Below are the records. Count the lines containing the string "into", and reply with the number alone.

• **EXERCISE INPUTS**:
++++++++

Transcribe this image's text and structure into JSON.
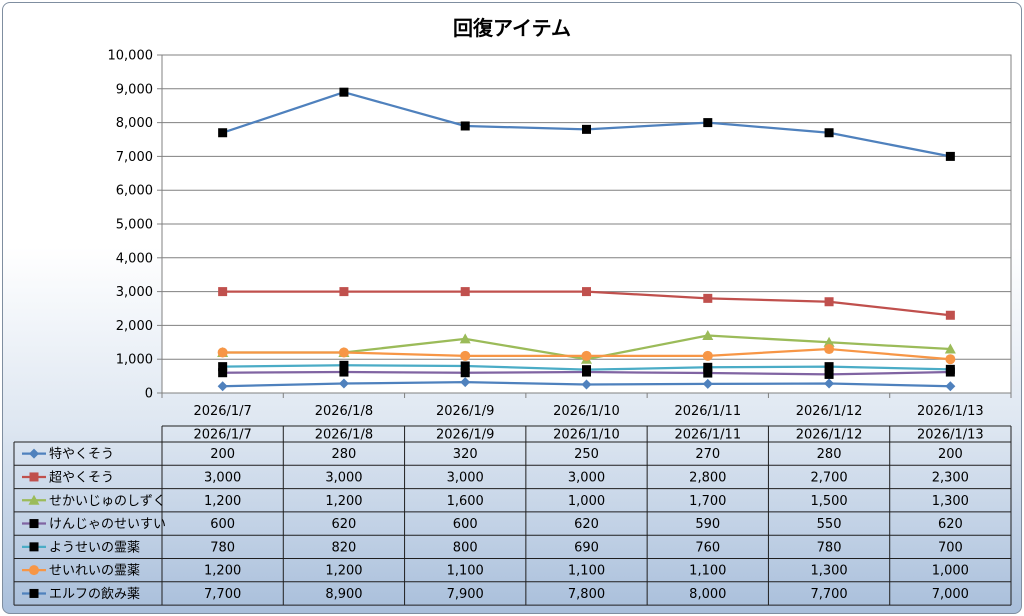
{
  "chart_data": {
    "type": "line",
    "title": "回復アイテム",
    "xlabel": "",
    "ylabel": "",
    "ylim": [
      0,
      10000
    ],
    "yticks": [
      "0",
      "1,000",
      "2,000",
      "3,000",
      "4,000",
      "5,000",
      "6,000",
      "7,000",
      "8,000",
      "9,000",
      "10,000"
    ],
    "categories": [
      "2026/1/7",
      "2026/1/8",
      "2026/1/9",
      "2026/1/10",
      "2026/1/11",
      "2026/1/12",
      "2026/1/13"
    ],
    "grid": true,
    "legend": "data-table-below",
    "series": [
      {
        "name": "特やくそう",
        "color": "#4f81bd",
        "marker": "diamond",
        "values": [
          200,
          280,
          320,
          250,
          270,
          280,
          200
        ],
        "labels": [
          "200",
          "280",
          "320",
          "250",
          "270",
          "280",
          "200"
        ]
      },
      {
        "name": "超やくそう",
        "color": "#c0504d",
        "marker": "square",
        "values": [
          3000,
          3000,
          3000,
          3000,
          2800,
          2700,
          2300
        ],
        "labels": [
          "3,000",
          "3,000",
          "3,000",
          "3,000",
          "2,800",
          "2,700",
          "2,300"
        ]
      },
      {
        "name": "せかいじゅのしずく",
        "color": "#9bbb59",
        "marker": "triangle",
        "values": [
          1200,
          1200,
          1600,
          1000,
          1700,
          1500,
          1300
        ],
        "labels": [
          "1,200",
          "1,200",
          "1,600",
          "1,000",
          "1,700",
          "1,500",
          "1,300"
        ]
      },
      {
        "name": "けんじゃのせいすい",
        "color": "#8064a2",
        "marker": "black-square",
        "values": [
          600,
          620,
          600,
          620,
          590,
          550,
          620
        ],
        "labels": [
          "600",
          "620",
          "600",
          "620",
          "590",
          "550",
          "620"
        ]
      },
      {
        "name": "ようせいの霊薬",
        "color": "#4bacc6",
        "marker": "black-square",
        "values": [
          780,
          820,
          800,
          690,
          760,
          780,
          700
        ],
        "labels": [
          "780",
          "820",
          "800",
          "690",
          "760",
          "780",
          "700"
        ]
      },
      {
        "name": "せいれいの霊薬",
        "color": "#f79646",
        "marker": "circle",
        "values": [
          1200,
          1200,
          1100,
          1100,
          1100,
          1300,
          1000
        ],
        "labels": [
          "1,200",
          "1,200",
          "1,100",
          "1,100",
          "1,100",
          "1,300",
          "1,000"
        ]
      },
      {
        "name": "エルフの飲み薬",
        "color": "#4f81bd",
        "marker": "black-square",
        "values": [
          7700,
          8900,
          7900,
          7800,
          8000,
          7700,
          7000
        ],
        "labels": [
          "7,700",
          "8,900",
          "7,900",
          "7,800",
          "8,000",
          "7,700",
          "7,000"
        ]
      }
    ]
  }
}
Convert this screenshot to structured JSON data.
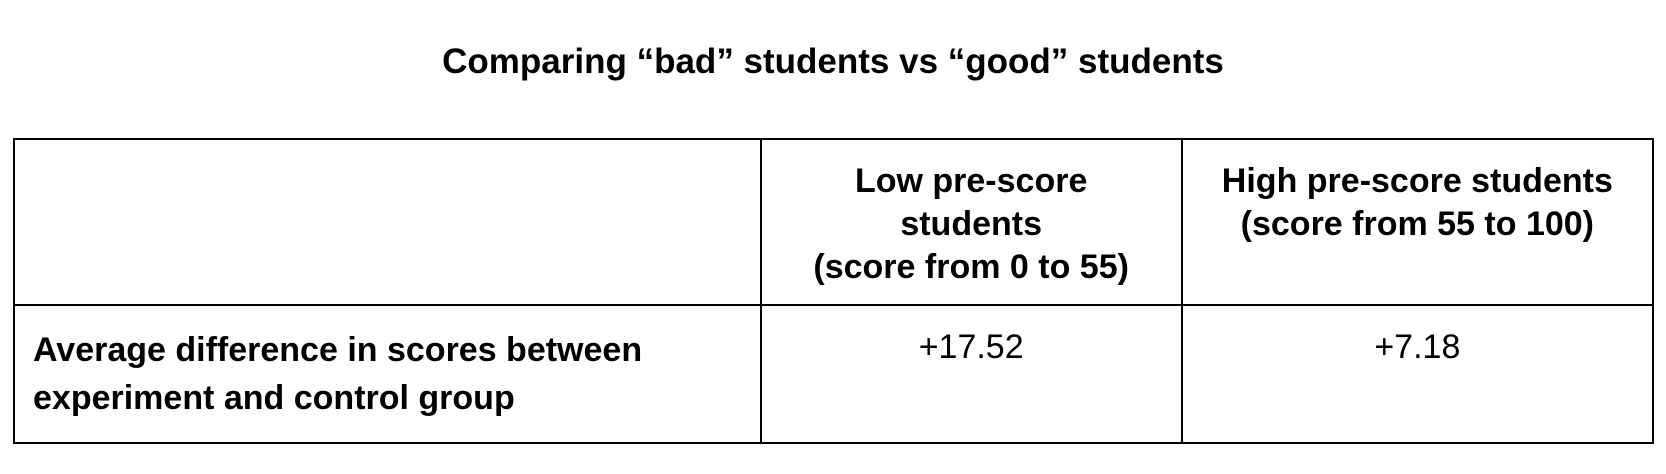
{
  "title": "Comparing “bad” students vs “good” students",
  "table": {
    "header": {
      "corner": "",
      "col_low": "Low pre-score\nstudents\n(score from 0 to 55)",
      "col_high": "High pre-score students\n(score from 55 to 100)"
    },
    "rows": [
      {
        "label": "Average difference in scores between experiment and control group",
        "low": "+17.52",
        "high": "+7.18"
      }
    ]
  }
}
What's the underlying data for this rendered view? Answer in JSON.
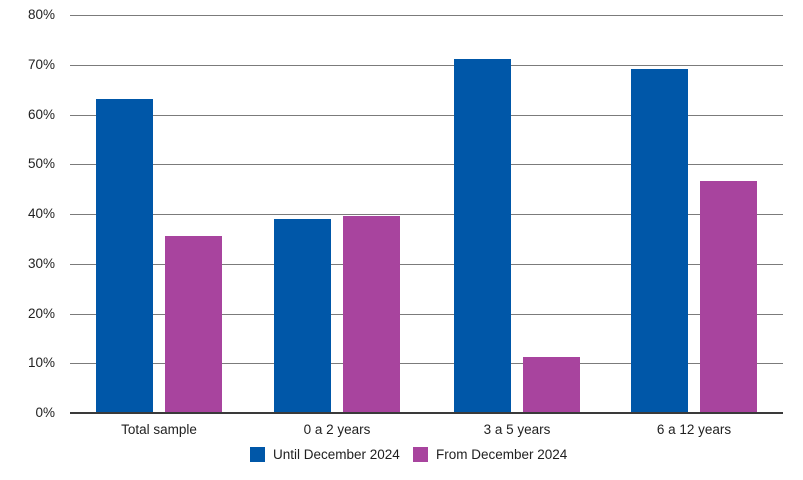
{
  "chart_data": {
    "type": "bar",
    "categories": [
      "Total sample",
      "0 a 2 years",
      "3 a 5 years",
      "6 a 12 years"
    ],
    "series": [
      {
        "name": "Until December 2024",
        "color": "#0057A8",
        "values": [
          63,
          38.7,
          71,
          69
        ]
      },
      {
        "name": "From December 2024",
        "color": "#A8449E",
        "values": [
          35.4,
          39.4,
          11,
          46.5
        ]
      }
    ],
    "title": "",
    "xlabel": "",
    "ylabel": "",
    "ylim": [
      0,
      80
    ],
    "y_tick_labels": [
      "0%",
      "10%",
      "20%",
      "30%",
      "40%",
      "50%",
      "60%",
      "70%",
      "80%"
    ],
    "y_tick_step": 10,
    "grid": true,
    "legend_position": "bottom"
  },
  "colors": {
    "grid_line": "#7b7b7b",
    "axis_line": "#3a3a3a",
    "text": "#1f1f1f",
    "background": "#ffffff"
  }
}
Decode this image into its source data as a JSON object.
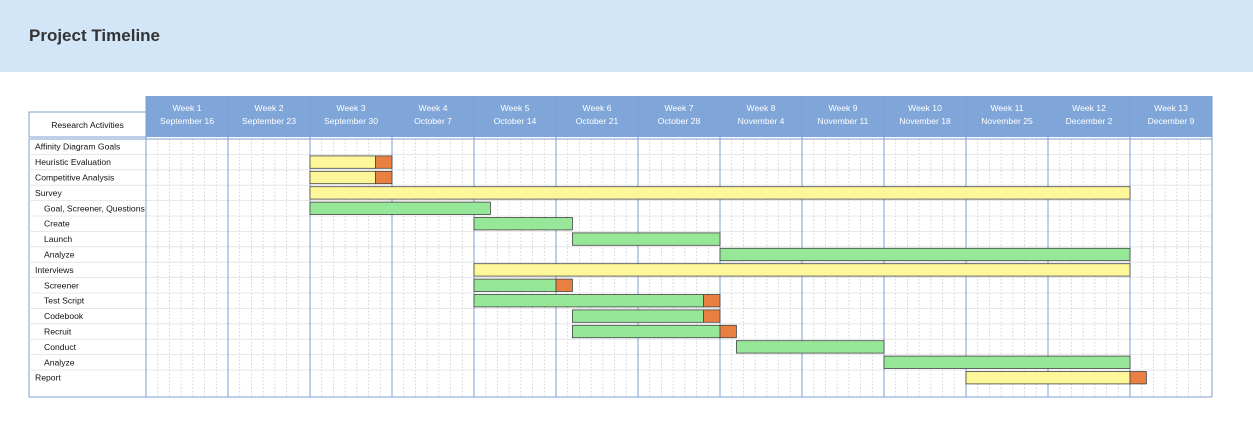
{
  "page": {
    "title": "Project Timeline"
  },
  "colors": {
    "header_bg": "#d3e6f7",
    "week_header": "#7fa5d9",
    "grid_blue": "#7c9fcf",
    "grid_dotted": "#c9c9c9",
    "bar_yellow": "#fdf79a",
    "bar_green": "#96e898",
    "bar_orange": "#e98042"
  },
  "chart_data": {
    "type": "gantt",
    "corner_label": "Research Activities",
    "weeks": [
      {
        "label": "Week 1",
        "date": "September 16"
      },
      {
        "label": "Week 2",
        "date": "September 23"
      },
      {
        "label": "Week 3",
        "date": "September 30"
      },
      {
        "label": "Week 4",
        "date": "October 7"
      },
      {
        "label": "Week 5",
        "date": "October 14"
      },
      {
        "label": "Week 6",
        "date": "October 21"
      },
      {
        "label": "Week 7",
        "date": "October 28"
      },
      {
        "label": "Week 8",
        "date": "November 4"
      },
      {
        "label": "Week 9",
        "date": "November 11"
      },
      {
        "label": "Week 10",
        "date": "November 18"
      },
      {
        "label": "Week 11",
        "date": "November 25"
      },
      {
        "label": "Week 12",
        "date": "December 2"
      },
      {
        "label": "Week 13",
        "date": "December 9"
      }
    ],
    "activities": [
      {
        "label": "Affinity Diagram Goals",
        "indent": 0,
        "bars": []
      },
      {
        "label": "Heuristic Evaluation",
        "indent": 0,
        "bars": [
          {
            "start": 3.0,
            "end": 3.8,
            "color": "yellow"
          },
          {
            "start": 3.8,
            "end": 4.0,
            "color": "orange"
          }
        ]
      },
      {
        "label": "Competitive Analysis",
        "indent": 0,
        "bars": [
          {
            "start": 3.0,
            "end": 3.8,
            "color": "yellow"
          },
          {
            "start": 3.8,
            "end": 4.0,
            "color": "orange"
          }
        ]
      },
      {
        "label": "Survey",
        "indent": 0,
        "bars": [
          {
            "start": 3.0,
            "end": 13.0,
            "color": "yellow"
          }
        ]
      },
      {
        "label": "Goal, Screener, Questions",
        "indent": 1,
        "bars": [
          {
            "start": 3.0,
            "end": 5.2,
            "color": "green"
          }
        ]
      },
      {
        "label": "Create",
        "indent": 1,
        "bars": [
          {
            "start": 5.0,
            "end": 6.2,
            "color": "green"
          }
        ]
      },
      {
        "label": "Launch",
        "indent": 1,
        "bars": [
          {
            "start": 6.2,
            "end": 8.0,
            "color": "green"
          }
        ]
      },
      {
        "label": "Analyze",
        "indent": 1,
        "bars": [
          {
            "start": 8.0,
            "end": 13.0,
            "color": "green"
          }
        ]
      },
      {
        "label": "Interviews",
        "indent": 0,
        "bars": [
          {
            "start": 5.0,
            "end": 13.0,
            "color": "yellow"
          }
        ]
      },
      {
        "label": "Screener",
        "indent": 1,
        "bars": [
          {
            "start": 5.0,
            "end": 6.0,
            "color": "green"
          },
          {
            "start": 6.0,
            "end": 6.2,
            "color": "orange"
          }
        ]
      },
      {
        "label": "Test Script",
        "indent": 1,
        "bars": [
          {
            "start": 5.0,
            "end": 7.8,
            "color": "green"
          },
          {
            "start": 7.8,
            "end": 8.0,
            "color": "orange"
          }
        ]
      },
      {
        "label": "Codebook",
        "indent": 1,
        "bars": [
          {
            "start": 6.2,
            "end": 7.8,
            "color": "green"
          },
          {
            "start": 7.8,
            "end": 8.0,
            "color": "orange"
          }
        ]
      },
      {
        "label": "Recruit",
        "indent": 1,
        "bars": [
          {
            "start": 6.2,
            "end": 8.0,
            "color": "green"
          },
          {
            "start": 8.0,
            "end": 8.2,
            "color": "orange"
          }
        ]
      },
      {
        "label": "Conduct",
        "indent": 1,
        "bars": [
          {
            "start": 8.2,
            "end": 10.0,
            "color": "green"
          }
        ]
      },
      {
        "label": "Analyze",
        "indent": 1,
        "bars": [
          {
            "start": 10.0,
            "end": 13.0,
            "color": "green"
          }
        ]
      },
      {
        "label": "Report",
        "indent": 0,
        "bars": [
          {
            "start": 11.0,
            "end": 13.0,
            "color": "yellow"
          },
          {
            "start": 13.0,
            "end": 13.2,
            "color": "orange"
          }
        ]
      }
    ]
  }
}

++++++++

• **TASK RESULT**:
2